## WHAT THIS TASK INVOLVES
Give back the full listing, character for character, with no pictures.

◇ ◇ ◇

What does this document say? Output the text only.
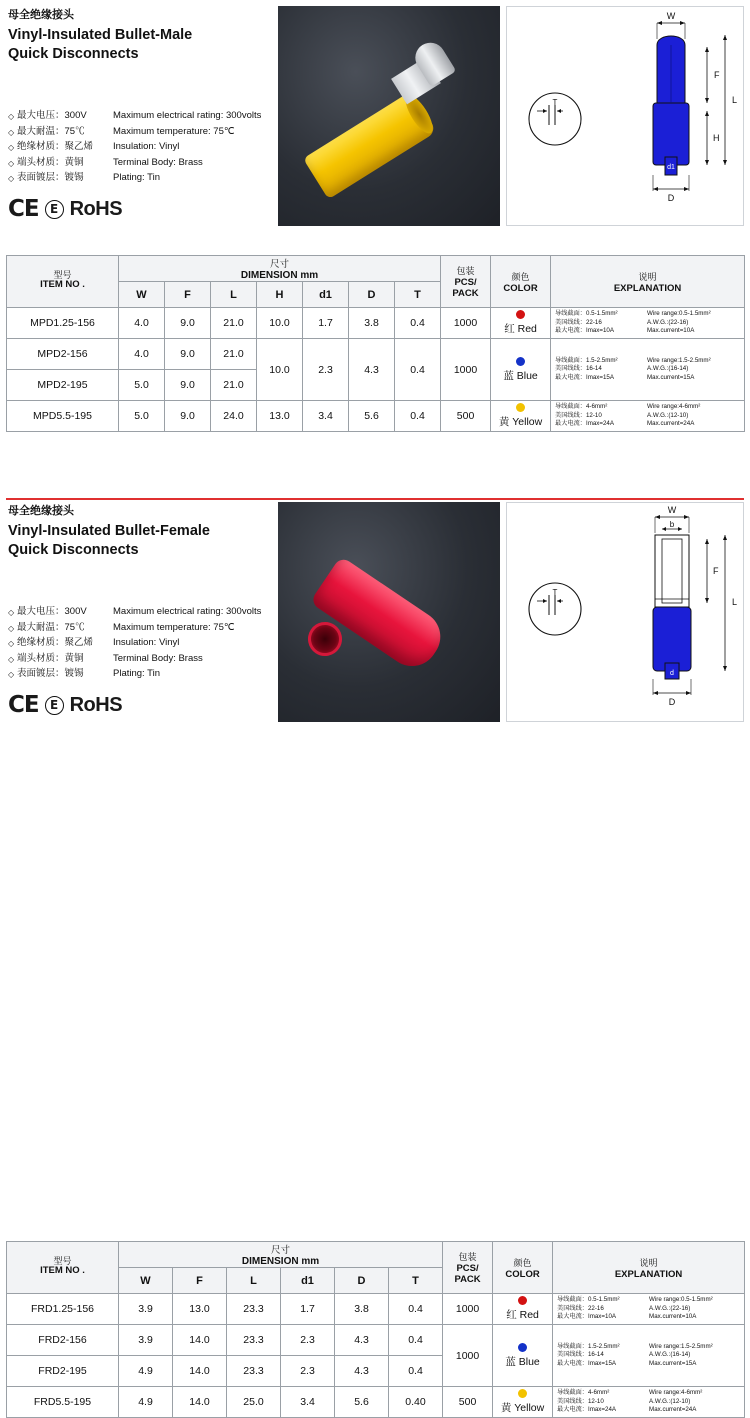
母全绝缘接头
Vinyl-Insulated Bullet-Male
Quick Disconnects
◇ 最大电压：300V	Maximum electrical rating: 300volts
◇ 最大耐温：75℃	Maximum temperature: 75℃
◇ 绝缘材质：聚乙烯	Insulation: Vinyl
◇ 端头材质：黄铜	Terminal Body: Brass
◇ 表面镀层：镀锡	Plating: Tin
CE E RoHS
T
W
F
L
H
d1
D
型号
ITEM NO .	尺寸
DIMENSION mm							包装
PCS/
PACK	颜色
COLOR	说明
EXPLANATION

	W	F	L	H	d1	D	T			
MPD1.25-156	4.0	9.0	21.0	10.0	1.7	3.8	0.4	1000	红 Red	
导线截面：0.5-1.5mm²
美国线线：22-16
最大电流：Imax=10A
Wire range:0.5-1.5mm²
A.W.G.:(22-16)
Max.current=10A

MPD2-156	4.0	9.0	21.0	10.0	2.3	4.3	0.4	1000	蓝 Blue	
导线截面：1.5-2.5mm²
美国线线：16-14
最大电流：Imax=15A
Wire range:1.5-2.5mm²
A.W.G.:(16-14)
Max.current=15A

MPD2-195	5.0	9.0	21.0							
MPD5.5-195	5.0	9.0	24.0	13.0	3.4	5.6	0.4	500	黄 Yellow	
导线截面：4-6mm²
美国线线：12-10
最大电流：Imax=24A
Wire range:4-6mm²
A.W.G.:(12-10)
Max.current=24A
母全绝缘接头
Vinyl-Insulated Bullet-Female
Quick Disconnects
◇ 最大电压：300V	Maximum electrical rating: 300volts
◇ 最大耐温：75℃	Maximum temperature: 75℃
◇ 绝缘材质：聚乙烯	Insulation: Vinyl
◇ 端头材质：黄铜	Terminal Body: Brass
◇ 表面镀层：镀锡	Plating: Tin
CE E RoHS
T
W
b
F
L
d
D
型号
ITEM NO .	尺寸
DIMENSION mm						包装
PCS/
PACK	颜色
COLOR	说明
EXPLANATION

	W	F	L	d1	D	T			
FRD1.25-156	3.9	13.0	23.3	1.7	3.8	0.4	1000	红 Red	
导线截面：0.5-1.5mm²
美国线线：22-16
最大电流：Imax=10A
Wire range:0.5-1.5mm²
A.W.G.:(22-16)
Max.current=10A

FRD2-156	3.9	14.0	23.3	2.3	4.3	0.4	1000	蓝 Blue	
导线截面：1.5-2.5mm²
美国线线：16-14
最大电流：Imax=15A
Wire range:1.5-2.5mm²
A.W.G.:(16-14)
Max.current=15A

FRD2-195	4.9	14.0	23.3	2.3	4.3	0.4			
FRD5.5-195	4.9	14.0	25.0	3.4	5.6	0.40	500	黄 Yellow	
导线截面：4-6mm²
美国线线：12-10
最大电流：Imax=24A
Wire range:4-6mm²
A.W.G.:(12-10)
Max.current=24A
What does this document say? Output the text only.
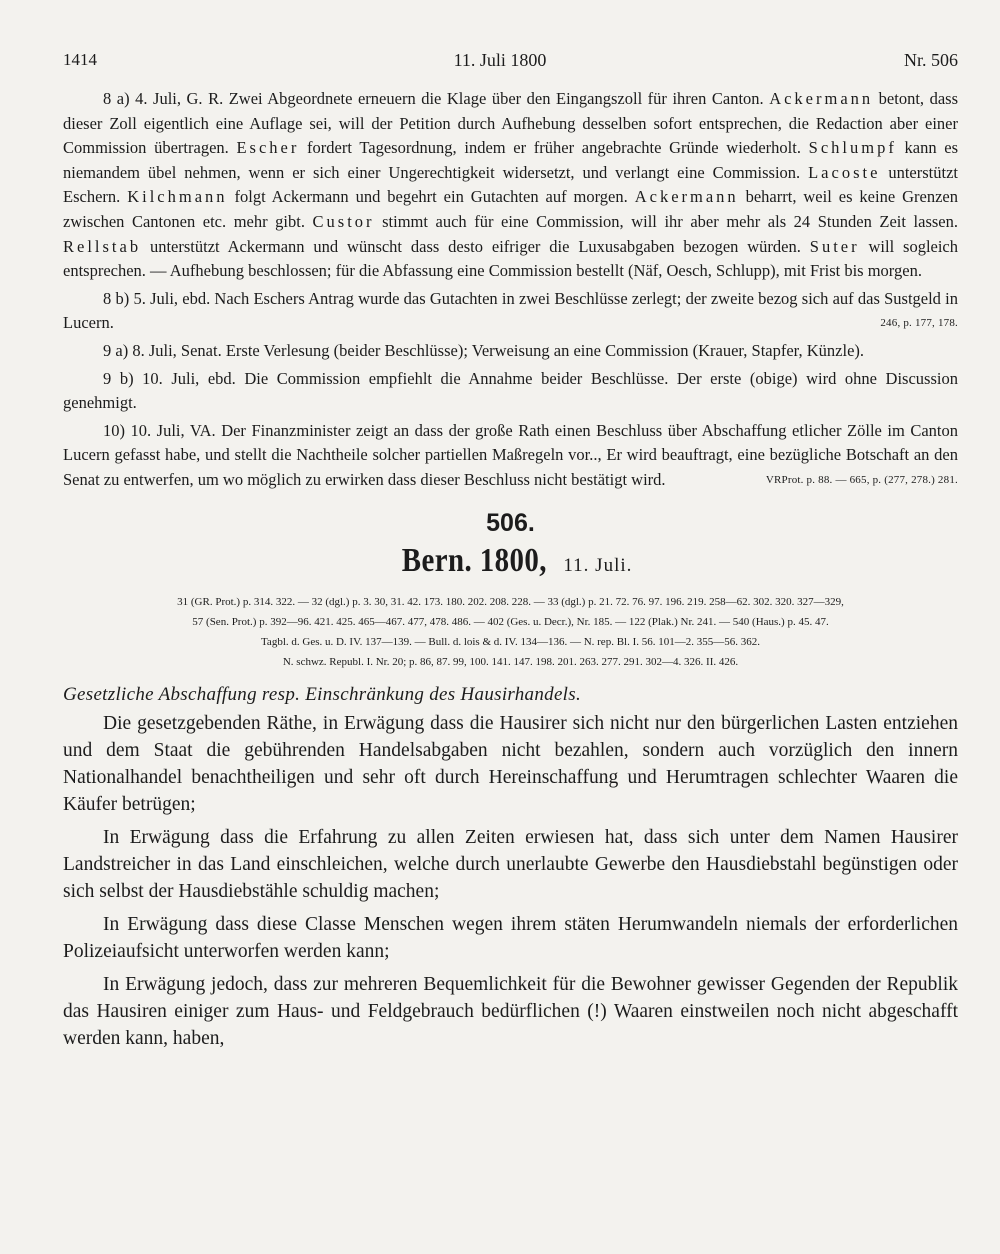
1414	11. Juli 1800	Nr. 506

8 a) 4. Juli, G. R. Zwei Abgeordnete erneuern die Klage über den Eingangszoll für ihren Canton. Ackermann betont, dass dieser Zoll eigentlich eine Auflage sei, will der Petition durch Aufhebung desselben sofort entsprechen, die Redaction aber einer Commission übertragen. Escher fordert Tagesordnung, indem er früher angebrachte Gründe wiederholt. Schlumpf kann es niemandem übel nehmen, wenn er sich einer Ungerechtigkeit widersetzt, und verlangt eine Commission. Lacoste unterstützt Eschern. Kilchmann folgt Ackermann und begehrt ein Gutachten auf morgen. Ackermann beharrt, weil es keine Grenzen zwischen Cantonen etc. mehr gibt. Custor stimmt auch für eine Commission, will ihr aber mehr als 24 Stunden Zeit lassen. Rellstab unterstützt Ackermann und wünscht dass desto eifriger die Luxusabgaben bezogen würden. Suter will sogleich entsprechen. — Aufhebung beschlossen; für die Abfassung eine Commission bestellt (Näf, Oesch, Schlupp), mit Frist bis morgen.

8 b) 5. Juli, ebd. Nach Eschers Antrag wurde das Gutachten in zwei Beschlüsse zerlegt; der zweite bezog sich auf das Sustgeld in Lucern.	246, p. 177, 178.

9 a) 8. Juli, Senat. Erste Verlesung (beider Beschlüsse); Verweisung an eine Commission (Krauer, Stapfer, Künzle).

9 b) 10. Juli, ebd. Die Commission empfiehlt die Annahme beider Beschlüsse. Der erste (obige) wird ohne Discussion genehmigt.

10) 10. Juli, VA. Der Finanzminister zeigt an dass der große Rath einen Beschluss über Abschaffung etlicher Zölle im Canton Lucern gefasst habe, und stellt die Nachtheile solcher partiellen Maßregeln vor.., Er wird beauftragt, eine bezügliche Botschaft an den Senat zu entwerfen, um wo möglich zu erwirken dass dieser Beschluss nicht bestätigt wird.	VRProt. p. 88. — 665, p. (277, 278.) 281.

506.
Bern. 1800, 11. Juli.
31 (GR. Prot.) p. 314. 322. — 32 (dgl.) p. 3. 30, 31. 42. 173. 180. 202. 208. 228. — 33 (dgl.) p. 21. 72. 76. 97. 196. 219. 258—62. 302. 320. 327—329,
57 (Sen. Prot.) p. 392—96. 421. 425. 465—467. 477, 478. 486. — 402 (Ges. u. Decr.), Nr. 185. — 122 (Plak.) Nr. 241. — 540 (Haus.) p. 45. 47.
Tagbl. d. Ges. u. D. IV. 137—139. — Bull. d. lois & d. IV. 134—136. — N. rep. Bl. I. 56. 101—2. 355—56. 362.
N. schwz. Republ. I. Nr. 20; p. 86, 87. 99, 100. 141. 147. 198. 201. 263. 277. 291. 302—4. 326. II. 426.
Gesetzliche Abschaffung resp. Einschränkung des Hausirhandels.

Die gesetzgebenden Räthe, in Erwägung dass die Hausirer sich nicht nur den bürgerlichen Lasten entziehen und dem Staat die gebührenden Handelsabgaben nicht bezahlen, sondern auch vorzüglich den innern Nationalhandel benachtheiligen und sehr oft durch Hereinschaffung und Herumtragen schlechter Waaren die Käufer betrügen;

In Erwägung dass die Erfahrung zu allen Zeiten erwiesen hat, dass sich unter dem Namen Hausirer Landstreicher in das Land einschleichen, welche durch unerlaubte Gewerbe den Hausdiebstahl begünstigen oder sich selbst der Hausdiebstähle schuldig machen;

In Erwägung dass diese Classe Menschen wegen ihrem stäten Herumwandeln niemals der erforderlichen Polizeiaufsicht unterworfen werden kann;

In Erwägung jedoch, dass zur mehreren Bequemlichkeit für die Bewohner gewisser Gegenden der Republik das Hausiren einiger zum Haus- und Feldgebrauch bedürflichen (!) Waaren einstweilen noch nicht abgeschafft werden kann, haben,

◇ ◇ ◇

## REPLY TO THE EXERCISE
What does this document say? Output the text only.
母全绝缘接头
Vinyl-Insulated Bullet-Male
Quick Disconnects
◇ 最大电压：300V	Maximum electrical rating: 300volts
◇ 最大耐温：75℃	Maximum temperature: 75℃
◇ 绝缘材质：聚乙烯	Insulation: Vinyl
◇ 端头材质：黄铜	Terminal Body: Brass
◇ 表面镀层：镀锡	Plating: Tin
CE E RoHS
T
W
F
L
H
d1
D
型号
ITEM NO .	尺寸
DIMENSION mm							包装
PCS/
PACK	颜色
COLOR	说明
EXPLANATION

	W	F	L	H	d1	D	T			
MPD1.25-156	4.0	9.0	21.0	10.0	1.7	3.8	0.4	1000	红 Red	
导线截面：0.5-1.5mm²
美国线线：22-16
最大电流：Imax=10A
Wire range:0.5-1.5mm²
A.W.G.:(22-16)
Max.current=10A

MPD2-156	4.0	9.0	21.0	10.0	2.3	4.3	0.4	1000	蓝 Blue	
导线截面：1.5-2.5mm²
美国线线：16-14
最大电流：Imax=15A
Wire range:1.5-2.5mm²
A.W.G.:(16-14)
Max.current=15A

MPD2-195	5.0	9.0	21.0							
MPD5.5-195	5.0	9.0	24.0	13.0	3.4	5.6	0.4	500	黄 Yellow	
导线截面：4-6mm²
美国线线：12-10
最大电流：Imax=24A
Wire range:4-6mm²
A.W.G.:(12-10)
Max.current=24A
母全绝缘接头
Vinyl-Insulated Bullet-Female
Quick Disconnects
◇ 最大电压：300V	Maximum electrical rating: 300volts
◇ 最大耐温：75℃	Maximum temperature: 75℃
◇ 绝缘材质：聚乙烯	Insulation: Vinyl
◇ 端头材质：黄铜	Terminal Body: Brass
◇ 表面镀层：镀锡	Plating: Tin
CE E RoHS
T
W
b
F
L
d
D
型号
ITEM NO .	尺寸
DIMENSION mm						包装
PCS/
PACK	颜色
COLOR	说明
EXPLANATION

	W	F	L	d1	D	T			
FRD1.25-156	3.9	13.0	23.3	1.7	3.8	0.4	1000	红 Red	
导线截面：0.5-1.5mm²
美国线线：22-16
最大电流：Imax=10A
Wire range:0.5-1.5mm²
A.W.G.:(22-16)
Max.current=10A

FRD2-156	3.9	14.0	23.3	2.3	4.3	0.4	1000	蓝 Blue	
导线截面：1.5-2.5mm²
美国线线：16-14
最大电流：Imax=15A
Wire range:1.5-2.5mm²
A.W.G.:(16-14)
Max.current=15A

FRD2-195	4.9	14.0	23.3	2.3	4.3	0.4			
FRD5.5-195	4.9	14.0	25.0	3.4	5.6	0.40	500	黄 Yellow	
导线截面：4-6mm²
美国线线：12-10
最大电流：Imax=24A
Wire range:4-6mm²
A.W.G.:(12-10)
Max.current=24A
What does this document say? Output the text only.
1414	11. Juli 1800	Nr. 506

8 a) 4. Juli, G. R. Zwei Abgeordnete erneuern die Klage über den Eingangszoll für ihren Canton. Ackermann betont, dass dieser Zoll eigentlich eine Auflage sei, will der Petition durch Aufhebung desselben sofort entsprechen, die Redaction aber einer Commission übertragen. Escher fordert Tagesordnung, indem er früher angebrachte Gründe wiederholt. Schlumpf kann es niemandem übel nehmen, wenn er sich einer Ungerechtigkeit widersetzt, und verlangt eine Commission. Lacoste unterstützt Eschern. Kilchmann folgt Ackermann und begehrt ein Gutachten auf morgen. Ackermann beharrt, weil es keine Grenzen zwischen Cantonen etc. mehr gibt. Custor stimmt auch für eine Commission, will ihr aber mehr als 24 Stunden Zeit lassen. Rellstab unterstützt Ackermann und wünscht dass desto eifriger die Luxusabgaben bezogen würden. Suter will sogleich entsprechen. — Aufhebung beschlossen; für die Abfassung eine Commission bestellt (Näf, Oesch, Schlupp), mit Frist bis morgen.

8 b) 5. Juli, ebd. Nach Eschers Antrag wurde das Gutachten in zwei Beschlüsse zerlegt; der zweite bezog sich auf das Sustgeld in Lucern.	246, p. 177, 178.

9 a) 8. Juli, Senat. Erste Verlesung (beider Beschlüsse); Verweisung an eine Commission (Krauer, Stapfer, Künzle).

9 b) 10. Juli, ebd. Die Commission empfiehlt die Annahme beider Beschlüsse. Der erste (obige) wird ohne Discussion genehmigt.

10) 10. Juli, VA. Der Finanzminister zeigt an dass der große Rath einen Beschluss über Abschaffung etlicher Zölle im Canton Lucern gefasst habe, und stellt die Nachtheile solcher partiellen Maßregeln vor.., Er wird beauftragt, eine bezügliche Botschaft an den Senat zu entwerfen, um wo möglich zu erwirken dass dieser Beschluss nicht bestätigt wird.	VRProt. p. 88. — 665, p. (277, 278.) 281.

506.
Bern. 1800, 11. Juli.
31 (GR. Prot.) p. 314. 322. — 32 (dgl.) p. 3. 30, 31. 42. 173. 180. 202. 208. 228. — 33 (dgl.) p. 21. 72. 76. 97. 196. 219. 258—62. 302. 320. 327—329,
57 (Sen. Prot.) p. 392—96. 421. 425. 465—467. 477, 478. 486. — 402 (Ges. u. Decr.), Nr. 185. — 122 (Plak.) Nr. 241. — 540 (Haus.) p. 45. 47.
Tagbl. d. Ges. u. D. IV. 137—139. — Bull. d. lois & d. IV. 134—136. — N. rep. Bl. I. 56. 101—2. 355—56. 362.
N. schwz. Republ. I. Nr. 20; p. 86, 87. 99, 100. 141. 147. 198. 201. 263. 277. 291. 302—4. 326. II. 426.
Gesetzliche Abschaffung resp. Einschränkung des Hausirhandels.

Die gesetzgebenden Räthe, in Erwägung dass die Hausirer sich nicht nur den bürgerlichen Lasten entziehen und dem Staat die gebührenden Handelsabgaben nicht bezahlen, sondern auch vorzüglich den innern Nationalhandel benachtheiligen und sehr oft durch Hereinschaffung und Herumtragen schlechter Waaren die Käufer betrügen;

In Erwägung dass die Erfahrung zu allen Zeiten erwiesen hat, dass sich unter dem Namen Hausirer Landstreicher in das Land einschleichen, welche durch unerlaubte Gewerbe den Hausdiebstahl begünstigen oder sich selbst der Hausdiebstähle schuldig machen;

In Erwägung dass diese Classe Menschen wegen ihrem stäten Herumwandeln niemals der erforderlichen Polizeiaufsicht unterworfen werden kann;

In Erwägung jedoch, dass zur mehreren Bequemlichkeit für die Bewohner gewisser Gegenden der Republik das Hausiren einiger zum Haus- und Feldgebrauch bedürflichen (!) Waaren einstweilen noch nicht abgeschafft werden kann, haben,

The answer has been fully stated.